Items from a data source
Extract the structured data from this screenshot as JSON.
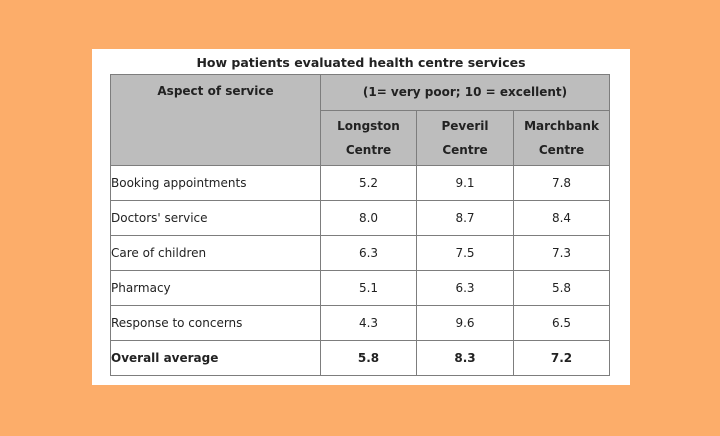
{
  "chart_data": {
    "type": "table",
    "title": "How patients evaluated health centre services",
    "row_header": "Aspect of service",
    "scale_label": "(1= very poor; 10 = excellent)",
    "columns": [
      {
        "line1": "Longston",
        "line2": "Centre"
      },
      {
        "line1": "Peveril",
        "line2": "Centre"
      },
      {
        "line1": "Marchbank",
        "line2": "Centre"
      }
    ],
    "rows": [
      {
        "label": "Booking appointments",
        "values": [
          "5.2",
          "9.1",
          "7.8"
        ]
      },
      {
        "label": "Doctors' service",
        "values": [
          "8.0",
          "8.7",
          "8.4"
        ]
      },
      {
        "label": "Care of children",
        "values": [
          "6.3",
          "7.5",
          "7.3"
        ]
      },
      {
        "label": "Pharmacy",
        "values": [
          "5.1",
          "6.3",
          "5.8"
        ]
      },
      {
        "label": "Response to concerns",
        "values": [
          "4.3",
          "9.6",
          "6.5"
        ]
      }
    ],
    "average_row": {
      "label": "Overall average",
      "values": [
        "5.8",
        "8.3",
        "7.2"
      ]
    }
  },
  "colors": {
    "background": "#fcad6a",
    "header_fill": "#bdbdbd",
    "card": "#ffffff"
  }
}
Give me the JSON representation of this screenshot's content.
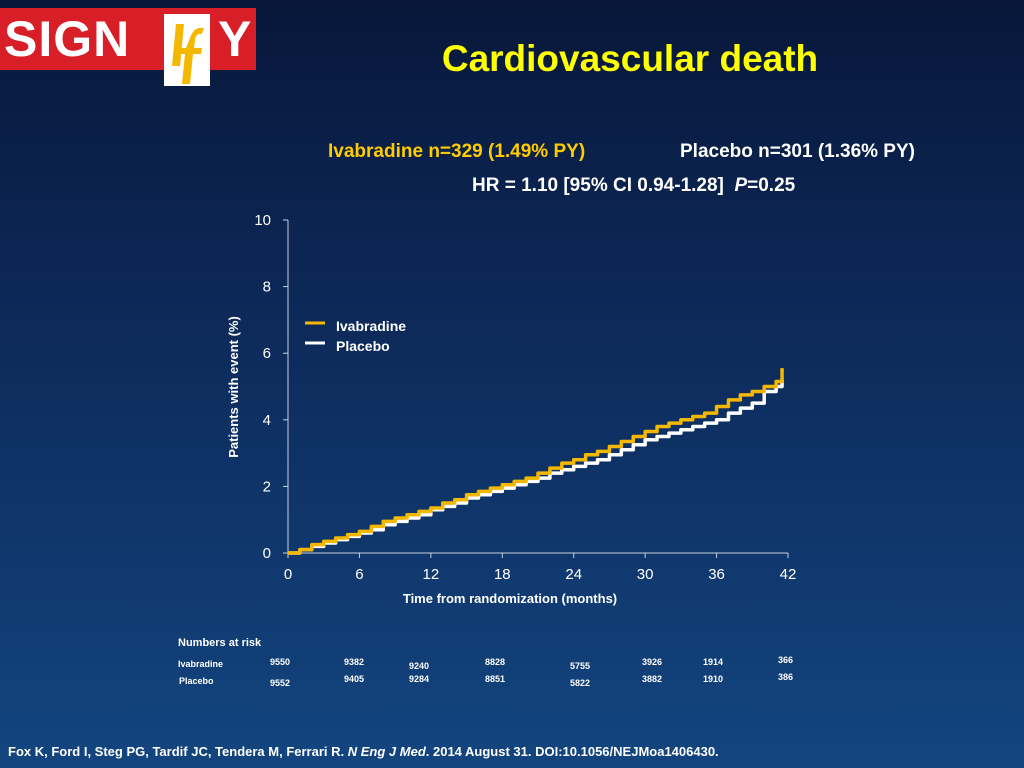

Instructions for the task: What is needed is an exact copy of every entry, with the pictures removed.

Completed exercise:
Extract the structured data from this screenshot as JSON.
{
  "chart_data": {
    "type": "table",
    "title": "How patients evaluated health centre services",
    "row_header": "Aspect of service",
    "scale_label": "(1= very poor; 10 = excellent)",
    "columns": [
      {
        "line1": "Longston",
        "line2": "Centre"
      },
      {
        "line1": "Peveril",
        "line2": "Centre"
      },
      {
        "line1": "Marchbank",
        "line2": "Centre"
      }
    ],
    "rows": [
      {
        "label": "Booking appointments",
        "values": [
          "5.2",
          "9.1",
          "7.8"
        ]
      },
      {
        "label": "Doctors' service",
        "values": [
          "8.0",
          "8.7",
          "8.4"
        ]
      },
      {
        "label": "Care of children",
        "values": [
          "6.3",
          "7.5",
          "7.3"
        ]
      },
      {
        "label": "Pharmacy",
        "values": [
          "5.1",
          "6.3",
          "5.8"
        ]
      },
      {
        "label": "Response to concerns",
        "values": [
          "4.3",
          "9.6",
          "6.5"
        ]
      }
    ],
    "average_row": {
      "label": "Overall average",
      "values": [
        "5.8",
        "8.3",
        "7.2"
      ]
    }
  },
  "colors": {
    "background": "#fcad6a",
    "header_fill": "#bdbdbd",
    "card": "#ffffff"
  }
}
Give me the JSON representation of this screenshot's content.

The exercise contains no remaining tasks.